>> start DATA SUPPLIED

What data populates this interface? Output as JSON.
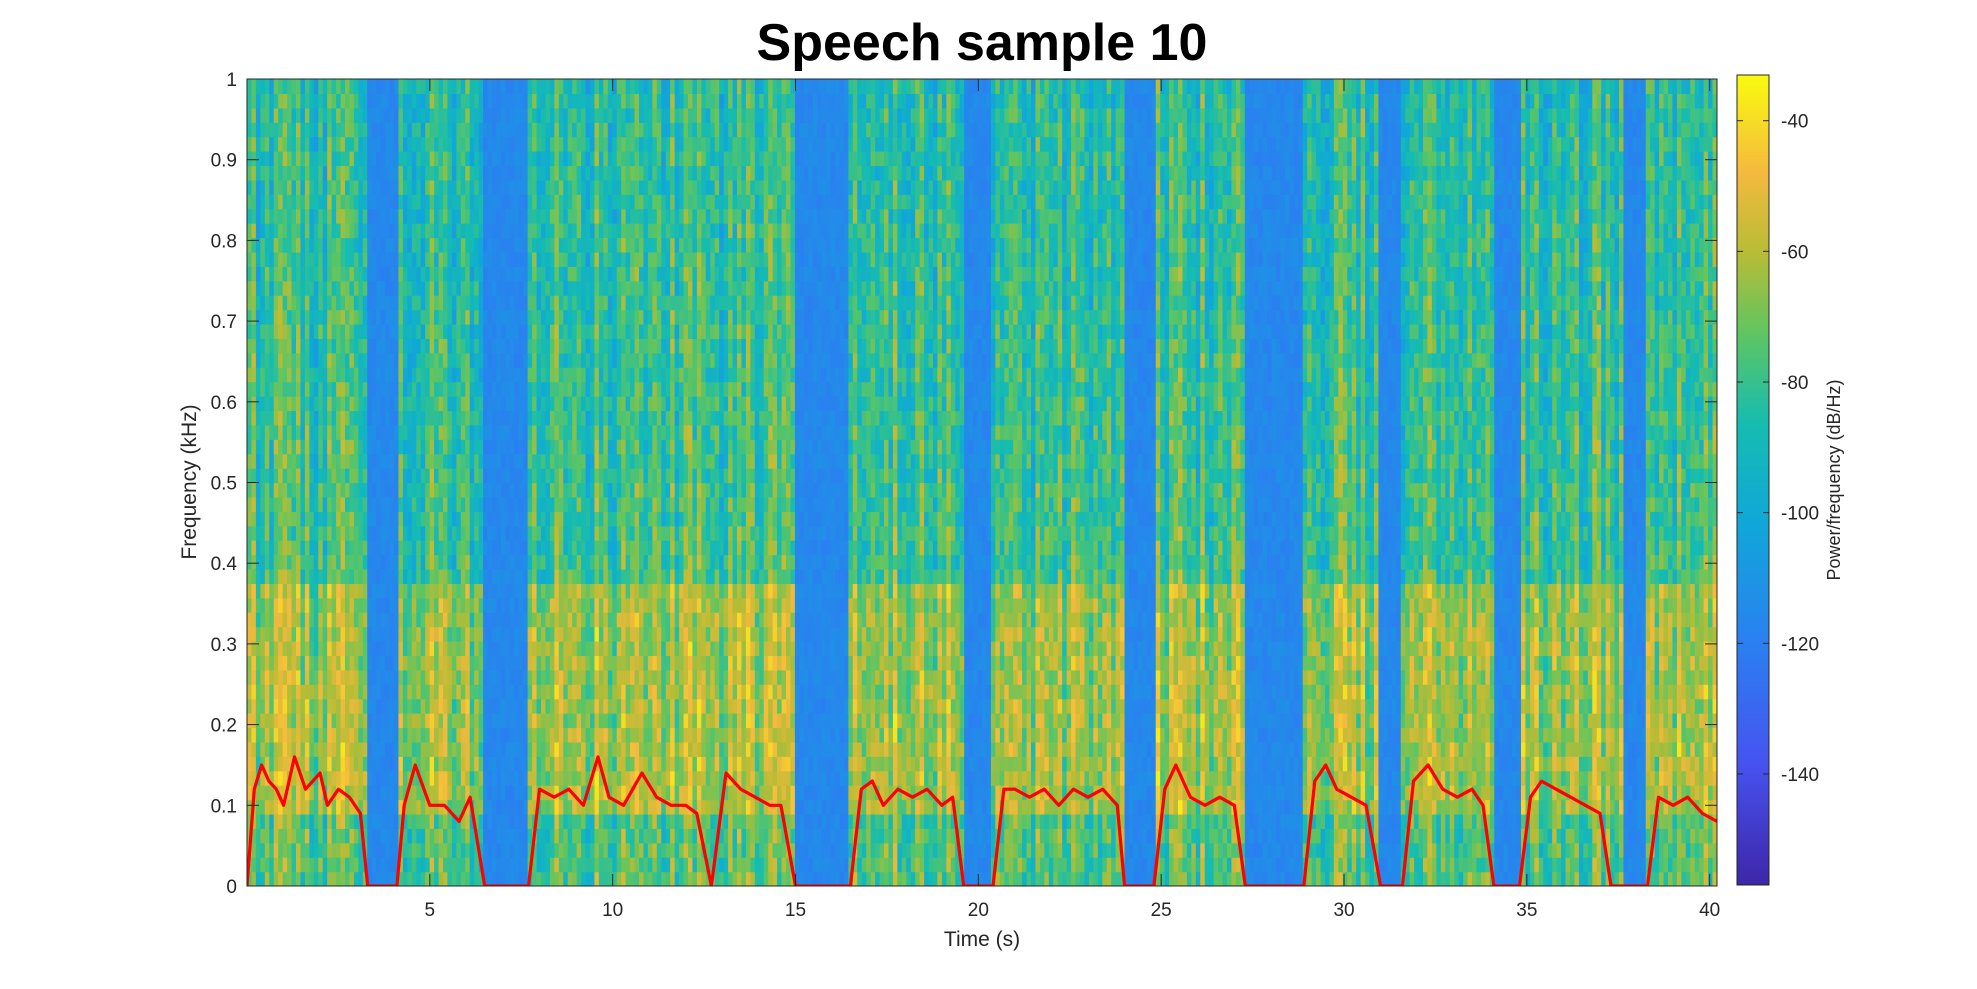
{
  "chart_data": {
    "type": "heatmap",
    "title": "Speech sample 10",
    "xlabel": "Time (s)",
    "ylabel": "Frequency (kHz)",
    "xlim": [
      0,
      40.2
    ],
    "ylim": [
      0,
      1
    ],
    "xticks": [
      5,
      10,
      15,
      20,
      25,
      30,
      35,
      40
    ],
    "yticks": [
      0,
      0.1,
      0.2,
      0.3,
      0.4,
      0.5,
      0.6,
      0.7,
      0.8,
      0.9,
      1
    ],
    "ytick_labels": [
      "0",
      "0.1",
      "0.2",
      "0.3",
      "0.4",
      "0.5",
      "0.6",
      "0.7",
      "0.8",
      "0.9",
      "1"
    ],
    "colormap": "parula",
    "colorbar": {
      "label": "Power/frequency (dB/Hz)",
      "range": [
        -157,
        -33
      ],
      "ticks": [
        -40,
        -60,
        -80,
        -100,
        -120,
        -140
      ]
    },
    "silence_intervals": [
      [
        3.3,
        4.1
      ],
      [
        6.5,
        7.7
      ],
      [
        15.0,
        16.5
      ],
      [
        19.6,
        20.4
      ],
      [
        24.0,
        24.8
      ],
      [
        27.3,
        28.9
      ],
      [
        31.0,
        31.6
      ],
      [
        34.1,
        34.8
      ],
      [
        37.6,
        38.3
      ]
    ],
    "pitch_series": {
      "color": "#ff0000",
      "x": [
        0.0,
        0.2,
        0.4,
        0.6,
        0.8,
        1.0,
        1.3,
        1.6,
        2.0,
        2.2,
        2.5,
        2.8,
        3.1,
        3.3,
        4.1,
        4.3,
        4.6,
        5.0,
        5.4,
        5.8,
        6.1,
        6.5,
        7.7,
        8.0,
        8.4,
        8.8,
        9.2,
        9.6,
        9.9,
        10.3,
        10.8,
        11.2,
        11.6,
        12.0,
        12.3,
        12.7,
        13.1,
        13.5,
        13.9,
        14.3,
        14.6,
        15.0,
        16.5,
        16.8,
        17.1,
        17.4,
        17.8,
        18.2,
        18.6,
        19.0,
        19.3,
        19.6,
        20.4,
        20.7,
        21.0,
        21.4,
        21.8,
        22.2,
        22.6,
        23.0,
        23.4,
        23.8,
        24.0,
        24.8,
        25.1,
        25.4,
        25.8,
        26.2,
        26.6,
        27.0,
        27.3,
        28.9,
        29.2,
        29.5,
        29.8,
        30.2,
        30.6,
        31.0,
        31.6,
        31.9,
        32.3,
        32.7,
        33.1,
        33.5,
        33.8,
        34.1,
        34.8,
        35.1,
        35.4,
        35.8,
        36.2,
        36.6,
        37.0,
        37.3,
        37.6,
        38.3,
        38.6,
        39.0,
        39.4,
        39.8,
        40.2
      ],
      "y": [
        0.0,
        0.12,
        0.15,
        0.13,
        0.12,
        0.1,
        0.16,
        0.12,
        0.14,
        0.1,
        0.12,
        0.11,
        0.09,
        0.0,
        0.0,
        0.1,
        0.15,
        0.1,
        0.1,
        0.08,
        0.11,
        0.0,
        0.0,
        0.12,
        0.11,
        0.12,
        0.1,
        0.16,
        0.11,
        0.1,
        0.14,
        0.11,
        0.1,
        0.1,
        0.09,
        0.0,
        0.14,
        0.12,
        0.11,
        0.1,
        0.1,
        0.0,
        0.0,
        0.12,
        0.13,
        0.1,
        0.12,
        0.11,
        0.12,
        0.1,
        0.11,
        0.0,
        0.0,
        0.12,
        0.12,
        0.11,
        0.12,
        0.1,
        0.12,
        0.11,
        0.12,
        0.1,
        0.0,
        0.0,
        0.12,
        0.15,
        0.11,
        0.1,
        0.11,
        0.1,
        0.0,
        0.0,
        0.13,
        0.15,
        0.12,
        0.11,
        0.1,
        0.0,
        0.0,
        0.13,
        0.15,
        0.12,
        0.11,
        0.12,
        0.1,
        0.0,
        0.0,
        0.11,
        0.13,
        0.12,
        0.11,
        0.1,
        0.09,
        0.0,
        0.0,
        0.0,
        0.11,
        0.1,
        0.11,
        0.09,
        0.08
      ]
    }
  }
}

>> end DATA SUPPLIED

__TO BE DONE__: Transcribe all the records above word for word, without their images.

__RESULT FOR THIS TASK__:
What data populates this interface? Output as JSON.
{
  "chart_data": {
    "type": "heatmap",
    "title": "Speech sample 10",
    "xlabel": "Time (s)",
    "ylabel": "Frequency (kHz)",
    "xlim": [
      0,
      40.2
    ],
    "ylim": [
      0,
      1
    ],
    "xticks": [
      5,
      10,
      15,
      20,
      25,
      30,
      35,
      40
    ],
    "yticks": [
      0,
      0.1,
      0.2,
      0.3,
      0.4,
      0.5,
      0.6,
      0.7,
      0.8,
      0.9,
      1
    ],
    "ytick_labels": [
      "0",
      "0.1",
      "0.2",
      "0.3",
      "0.4",
      "0.5",
      "0.6",
      "0.7",
      "0.8",
      "0.9",
      "1"
    ],
    "colormap": "parula",
    "colorbar": {
      "label": "Power/frequency (dB/Hz)",
      "range": [
        -157,
        -33
      ],
      "ticks": [
        -40,
        -60,
        -80,
        -100,
        -120,
        -140
      ]
    },
    "silence_intervals": [
      [
        3.3,
        4.1
      ],
      [
        6.5,
        7.7
      ],
      [
        15.0,
        16.5
      ],
      [
        19.6,
        20.4
      ],
      [
        24.0,
        24.8
      ],
      [
        27.3,
        28.9
      ],
      [
        31.0,
        31.6
      ],
      [
        34.1,
        34.8
      ],
      [
        37.6,
        38.3
      ]
    ],
    "pitch_series": {
      "color": "#ff0000",
      "x": [
        0.0,
        0.2,
        0.4,
        0.6,
        0.8,
        1.0,
        1.3,
        1.6,
        2.0,
        2.2,
        2.5,
        2.8,
        3.1,
        3.3,
        4.1,
        4.3,
        4.6,
        5.0,
        5.4,
        5.8,
        6.1,
        6.5,
        7.7,
        8.0,
        8.4,
        8.8,
        9.2,
        9.6,
        9.9,
        10.3,
        10.8,
        11.2,
        11.6,
        12.0,
        12.3,
        12.7,
        13.1,
        13.5,
        13.9,
        14.3,
        14.6,
        15.0,
        16.5,
        16.8,
        17.1,
        17.4,
        17.8,
        18.2,
        18.6,
        19.0,
        19.3,
        19.6,
        20.4,
        20.7,
        21.0,
        21.4,
        21.8,
        22.2,
        22.6,
        23.0,
        23.4,
        23.8,
        24.0,
        24.8,
        25.1,
        25.4,
        25.8,
        26.2,
        26.6,
        27.0,
        27.3,
        28.9,
        29.2,
        29.5,
        29.8,
        30.2,
        30.6,
        31.0,
        31.6,
        31.9,
        32.3,
        32.7,
        33.1,
        33.5,
        33.8,
        34.1,
        34.8,
        35.1,
        35.4,
        35.8,
        36.2,
        36.6,
        37.0,
        37.3,
        37.6,
        38.3,
        38.6,
        39.0,
        39.4,
        39.8,
        40.2
      ],
      "y": [
        0.0,
        0.12,
        0.15,
        0.13,
        0.12,
        0.1,
        0.16,
        0.12,
        0.14,
        0.1,
        0.12,
        0.11,
        0.09,
        0.0,
        0.0,
        0.1,
        0.15,
        0.1,
        0.1,
        0.08,
        0.11,
        0.0,
        0.0,
        0.12,
        0.11,
        0.12,
        0.1,
        0.16,
        0.11,
        0.1,
        0.14,
        0.11,
        0.1,
        0.1,
        0.09,
        0.0,
        0.14,
        0.12,
        0.11,
        0.1,
        0.1,
        0.0,
        0.0,
        0.12,
        0.13,
        0.1,
        0.12,
        0.11,
        0.12,
        0.1,
        0.11,
        0.0,
        0.0,
        0.12,
        0.12,
        0.11,
        0.12,
        0.1,
        0.12,
        0.11,
        0.12,
        0.1,
        0.0,
        0.0,
        0.12,
        0.15,
        0.11,
        0.1,
        0.11,
        0.1,
        0.0,
        0.0,
        0.13,
        0.15,
        0.12,
        0.11,
        0.1,
        0.0,
        0.0,
        0.13,
        0.15,
        0.12,
        0.11,
        0.12,
        0.1,
        0.0,
        0.0,
        0.11,
        0.13,
        0.12,
        0.11,
        0.1,
        0.09,
        0.0,
        0.0,
        0.0,
        0.11,
        0.1,
        0.11,
        0.09,
        0.08
      ]
    }
  }
}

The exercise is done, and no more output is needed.